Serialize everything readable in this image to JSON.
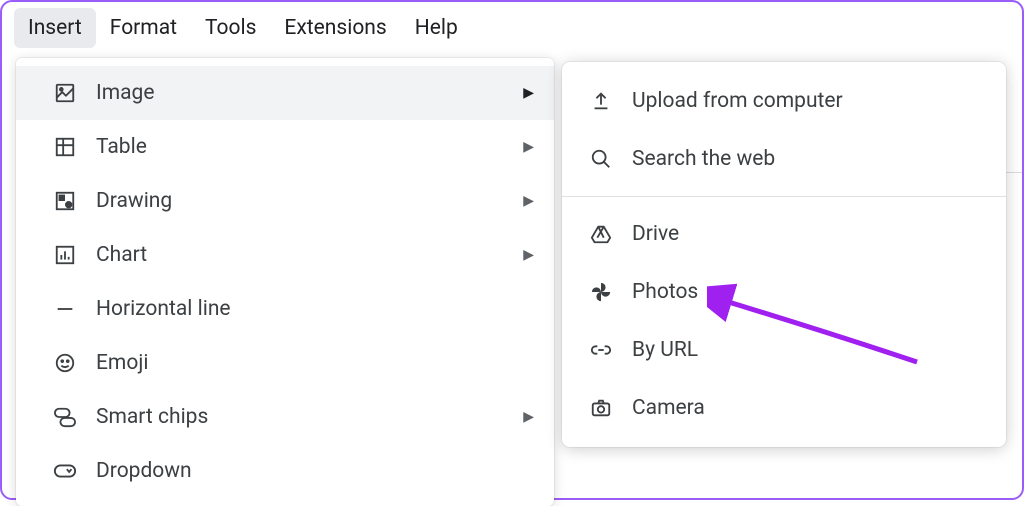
{
  "menubar": {
    "items": [
      {
        "label": "Insert",
        "active": true
      },
      {
        "label": "Format"
      },
      {
        "label": "Tools"
      },
      {
        "label": "Extensions"
      },
      {
        "label": "Help"
      }
    ]
  },
  "dropdown": {
    "items": [
      {
        "icon": "image-icon",
        "label": "Image",
        "has_submenu": true,
        "hover": true
      },
      {
        "icon": "table-icon",
        "label": "Table",
        "has_submenu": true
      },
      {
        "icon": "drawing-icon",
        "label": "Drawing",
        "has_submenu": true
      },
      {
        "icon": "chart-icon",
        "label": "Chart",
        "has_submenu": true
      },
      {
        "icon": "horizontal-line-icon",
        "label": "Horizontal line"
      },
      {
        "icon": "emoji-icon",
        "label": "Emoji"
      },
      {
        "icon": "smart-chips-icon",
        "label": "Smart chips",
        "has_submenu": true
      },
      {
        "icon": "dropdown-icon",
        "label": "Dropdown"
      }
    ]
  },
  "submenu": {
    "items": [
      {
        "icon": "upload-icon",
        "label": "Upload from computer"
      },
      {
        "icon": "search-icon",
        "label": "Search the web"
      },
      {
        "divider": true
      },
      {
        "icon": "drive-icon",
        "label": "Drive"
      },
      {
        "icon": "photos-icon",
        "label": "Photos"
      },
      {
        "icon": "link-icon",
        "label": "By URL"
      },
      {
        "icon": "camera-icon",
        "label": "Camera"
      }
    ]
  },
  "annotation": {
    "target": "Photos",
    "color": "#a020f0"
  }
}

┄┄┄┄┄┄┄┄┄┄┄┄┄┄┄┄┄┄┄┄

▶ _Task directions_:
Repeat every record precisely. Any picture among them stays out of the copy.

▶ _The reply_:
Serialize everything readable in this image to JSON.
{
  "menubar": {
    "items": [
      {
        "label": "Insert",
        "active": true
      },
      {
        "label": "Format"
      },
      {
        "label": "Tools"
      },
      {
        "label": "Extensions"
      },
      {
        "label": "Help"
      }
    ]
  },
  "dropdown": {
    "items": [
      {
        "icon": "image-icon",
        "label": "Image",
        "has_submenu": true,
        "hover": true
      },
      {
        "icon": "table-icon",
        "label": "Table",
        "has_submenu": true
      },
      {
        "icon": "drawing-icon",
        "label": "Drawing",
        "has_submenu": true
      },
      {
        "icon": "chart-icon",
        "label": "Chart",
        "has_submenu": true
      },
      {
        "icon": "horizontal-line-icon",
        "label": "Horizontal line"
      },
      {
        "icon": "emoji-icon",
        "label": "Emoji"
      },
      {
        "icon": "smart-chips-icon",
        "label": "Smart chips",
        "has_submenu": true
      },
      {
        "icon": "dropdown-icon",
        "label": "Dropdown"
      }
    ]
  },
  "submenu": {
    "items": [
      {
        "icon": "upload-icon",
        "label": "Upload from computer"
      },
      {
        "icon": "search-icon",
        "label": "Search the web"
      },
      {
        "divider": true
      },
      {
        "icon": "drive-icon",
        "label": "Drive"
      },
      {
        "icon": "photos-icon",
        "label": "Photos"
      },
      {
        "icon": "link-icon",
        "label": "By URL"
      },
      {
        "icon": "camera-icon",
        "label": "Camera"
      }
    ]
  },
  "annotation": {
    "target": "Photos",
    "color": "#a020f0"
  }
}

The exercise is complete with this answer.